# Entries with figure data:
— start —

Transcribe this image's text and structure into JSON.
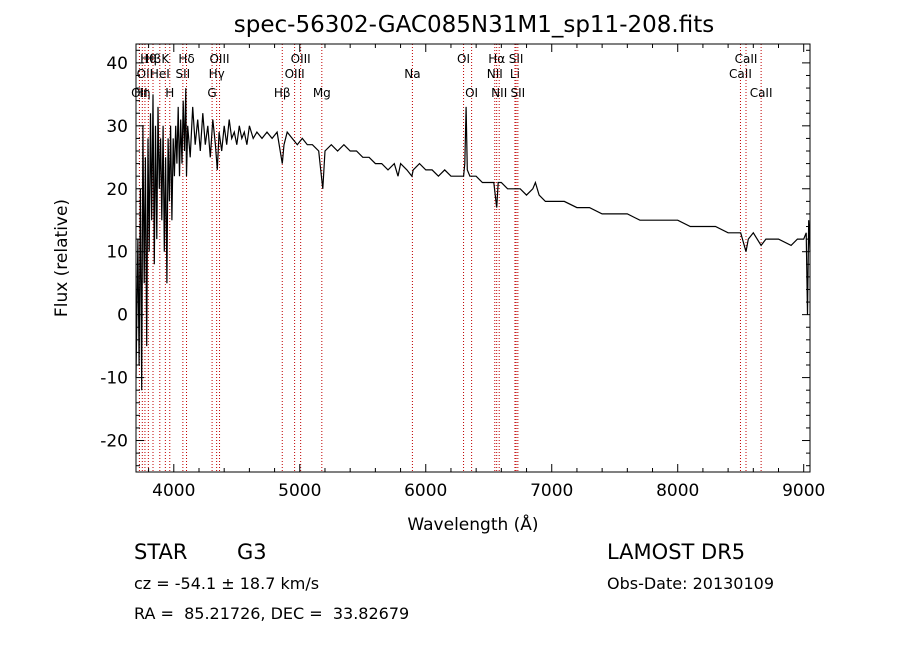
{
  "chart_data": {
    "type": "line",
    "title": "spec-56302-GAC085N31M1_sp11-208.fits",
    "xlabel": "Wavelength (Å)",
    "ylabel": "Flux (relative)",
    "xlim": [
      3700,
      9050
    ],
    "ylim": [
      -25,
      43
    ],
    "xticks": [
      4000,
      5000,
      6000,
      7000,
      8000,
      9000
    ],
    "yticks": [
      -20,
      -10,
      0,
      10,
      20,
      30,
      40
    ],
    "grid": false,
    "series": [
      {
        "points": [
          [
            3700,
            -10
          ],
          [
            3715,
            12
          ],
          [
            3725,
            -8
          ],
          [
            3735,
            20
          ],
          [
            3745,
            -12
          ],
          [
            3755,
            30
          ],
          [
            3765,
            5
          ],
          [
            3775,
            25
          ],
          [
            3785,
            -5
          ],
          [
            3795,
            28
          ],
          [
            3805,
            10
          ],
          [
            3815,
            32
          ],
          [
            3825,
            15
          ],
          [
            3835,
            35
          ],
          [
            3845,
            8
          ],
          [
            3855,
            30
          ],
          [
            3865,
            12
          ],
          [
            3875,
            33
          ],
          [
            3885,
            20
          ],
          [
            3895,
            28
          ],
          [
            3905,
            15
          ],
          [
            3915,
            30
          ],
          [
            3925,
            10
          ],
          [
            3935,
            25
          ],
          [
            3945,
            5
          ],
          [
            3955,
            28
          ],
          [
            3965,
            18
          ],
          [
            3975,
            30
          ],
          [
            3985,
            15
          ],
          [
            3995,
            28
          ],
          [
            4005,
            22
          ],
          [
            4015,
            30
          ],
          [
            4025,
            24
          ],
          [
            4035,
            33
          ],
          [
            4045,
            22
          ],
          [
            4055,
            31
          ],
          [
            4065,
            24
          ],
          [
            4075,
            34
          ],
          [
            4085,
            26
          ],
          [
            4095,
            36
          ],
          [
            4101,
            22
          ],
          [
            4110,
            30
          ],
          [
            4130,
            25
          ],
          [
            4150,
            33
          ],
          [
            4170,
            27
          ],
          [
            4190,
            31
          ],
          [
            4210,
            26
          ],
          [
            4230,
            32
          ],
          [
            4250,
            27
          ],
          [
            4270,
            30
          ],
          [
            4290,
            25
          ],
          [
            4310,
            31
          ],
          [
            4330,
            27
          ],
          [
            4345,
            23
          ],
          [
            4360,
            29
          ],
          [
            4380,
            26
          ],
          [
            4400,
            30
          ],
          [
            4420,
            27
          ],
          [
            4440,
            31
          ],
          [
            4460,
            28
          ],
          [
            4480,
            29
          ],
          [
            4500,
            27
          ],
          [
            4520,
            30
          ],
          [
            4540,
            28
          ],
          [
            4560,
            29
          ],
          [
            4580,
            27
          ],
          [
            4600,
            30
          ],
          [
            4630,
            28
          ],
          [
            4660,
            29
          ],
          [
            4700,
            28
          ],
          [
            4740,
            29
          ],
          [
            4780,
            28
          ],
          [
            4820,
            29
          ],
          [
            4845,
            26
          ],
          [
            4861,
            24
          ],
          [
            4875,
            27
          ],
          [
            4900,
            29
          ],
          [
            4940,
            28
          ],
          [
            4980,
            27
          ],
          [
            5020,
            28
          ],
          [
            5060,
            27
          ],
          [
            5100,
            27
          ],
          [
            5150,
            26
          ],
          [
            5172,
            22
          ],
          [
            5183,
            20
          ],
          [
            5200,
            26
          ],
          [
            5250,
            27
          ],
          [
            5300,
            26
          ],
          [
            5350,
            27
          ],
          [
            5400,
            26
          ],
          [
            5450,
            26
          ],
          [
            5500,
            25
          ],
          [
            5550,
            25
          ],
          [
            5600,
            24
          ],
          [
            5650,
            24
          ],
          [
            5700,
            23
          ],
          [
            5750,
            24
          ],
          [
            5780,
            22
          ],
          [
            5800,
            24
          ],
          [
            5850,
            23
          ],
          [
            5890,
            22
          ],
          [
            5900,
            23
          ],
          [
            5950,
            24
          ],
          [
            6000,
            23
          ],
          [
            6050,
            23
          ],
          [
            6100,
            22
          ],
          [
            6150,
            23
          ],
          [
            6200,
            22
          ],
          [
            6250,
            22
          ],
          [
            6300,
            22
          ],
          [
            6310,
            24
          ],
          [
            6320,
            33
          ],
          [
            6330,
            23
          ],
          [
            6350,
            22
          ],
          [
            6400,
            22
          ],
          [
            6450,
            21
          ],
          [
            6500,
            21
          ],
          [
            6540,
            21
          ],
          [
            6563,
            17
          ],
          [
            6575,
            21
          ],
          [
            6600,
            21
          ],
          [
            6650,
            20
          ],
          [
            6700,
            20
          ],
          [
            6750,
            20
          ],
          [
            6800,
            19
          ],
          [
            6850,
            20
          ],
          [
            6870,
            21
          ],
          [
            6900,
            19
          ],
          [
            6950,
            18
          ],
          [
            7000,
            18
          ],
          [
            7100,
            18
          ],
          [
            7200,
            17
          ],
          [
            7300,
            17
          ],
          [
            7400,
            16
          ],
          [
            7500,
            16
          ],
          [
            7600,
            16
          ],
          [
            7700,
            15
          ],
          [
            7800,
            15
          ],
          [
            7900,
            15
          ],
          [
            8000,
            15
          ],
          [
            8100,
            14
          ],
          [
            8200,
            14
          ],
          [
            8300,
            14
          ],
          [
            8400,
            13
          ],
          [
            8500,
            13
          ],
          [
            8542,
            10
          ],
          [
            8560,
            12
          ],
          [
            8600,
            13
          ],
          [
            8662,
            11
          ],
          [
            8700,
            12
          ],
          [
            8800,
            12
          ],
          [
            8900,
            11
          ],
          [
            8950,
            12
          ],
          [
            9000,
            12
          ],
          [
            9020,
            13
          ],
          [
            9030,
            0
          ],
          [
            9040,
            15
          ],
          [
            9050,
            10
          ]
        ]
      }
    ],
    "lines": [
      {
        "x": 3727,
        "label": "OII",
        "row": 3
      },
      {
        "x": 3750,
        "label": "Hη",
        "row": 3
      },
      {
        "x": 3771,
        "label": "OII",
        "row": 2
      },
      {
        "x": 3798,
        "label": "Hθ",
        "row": 1
      },
      {
        "x": 3835,
        "label": "Hβ",
        "row": 1
      },
      {
        "x": 3889,
        "label": "HeI",
        "row": 2
      },
      {
        "x": 3933,
        "label": "K",
        "row": 1
      },
      {
        "x": 3968,
        "label": "H",
        "row": 3
      },
      {
        "x": 4072,
        "label": "SII",
        "row": 2
      },
      {
        "x": 4101,
        "label": "Hδ",
        "row": 1
      },
      {
        "x": 4304,
        "label": "G",
        "row": 3
      },
      {
        "x": 4340,
        "label": "Hγ",
        "row": 2
      },
      {
        "x": 4363,
        "label": "OIII",
        "row": 1
      },
      {
        "x": 4861,
        "label": "Hβ",
        "row": 3
      },
      {
        "x": 4959,
        "label": "OIII",
        "row": 2
      },
      {
        "x": 5007,
        "label": "OIII",
        "row": 1
      },
      {
        "x": 5175,
        "label": "Mg",
        "row": 3
      },
      {
        "x": 5894,
        "label": "Na",
        "row": 2
      },
      {
        "x": 6300,
        "label": "OI",
        "row": 1
      },
      {
        "x": 6364,
        "label": "OI",
        "row": 3
      },
      {
        "x": 6548,
        "label": "NII",
        "row": 2
      },
      {
        "x": 6563,
        "label": "Hα",
        "row": 1
      },
      {
        "x": 6583,
        "label": "NII",
        "row": 3
      },
      {
        "x": 6708,
        "label": "Li",
        "row": 2
      },
      {
        "x": 6717,
        "label": "SII",
        "row": 1
      },
      {
        "x": 6731,
        "label": "SII",
        "row": 3
      },
      {
        "x": 8498,
        "label": "CaII",
        "row": 2
      },
      {
        "x": 8542,
        "label": "CaII",
        "row": 1
      },
      {
        "x": 8662,
        "label": "CaII",
        "row": 3
      }
    ]
  },
  "info": {
    "object_type": "STAR",
    "subclass": "G3",
    "survey": "LAMOST DR5",
    "redshift": "cz = -54.1 ± 18.7 km/s",
    "obs_date": "Obs-Date: 20130109",
    "coords": "RA =  85.21726, DEC =  33.82679"
  },
  "colors": {
    "spectrum": "#000000",
    "line_markers": "#c00000",
    "text": "#000000"
  }
}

— end —

# What you should do:
Write only the number of lines in the records that include the word "text".

# Full response:
2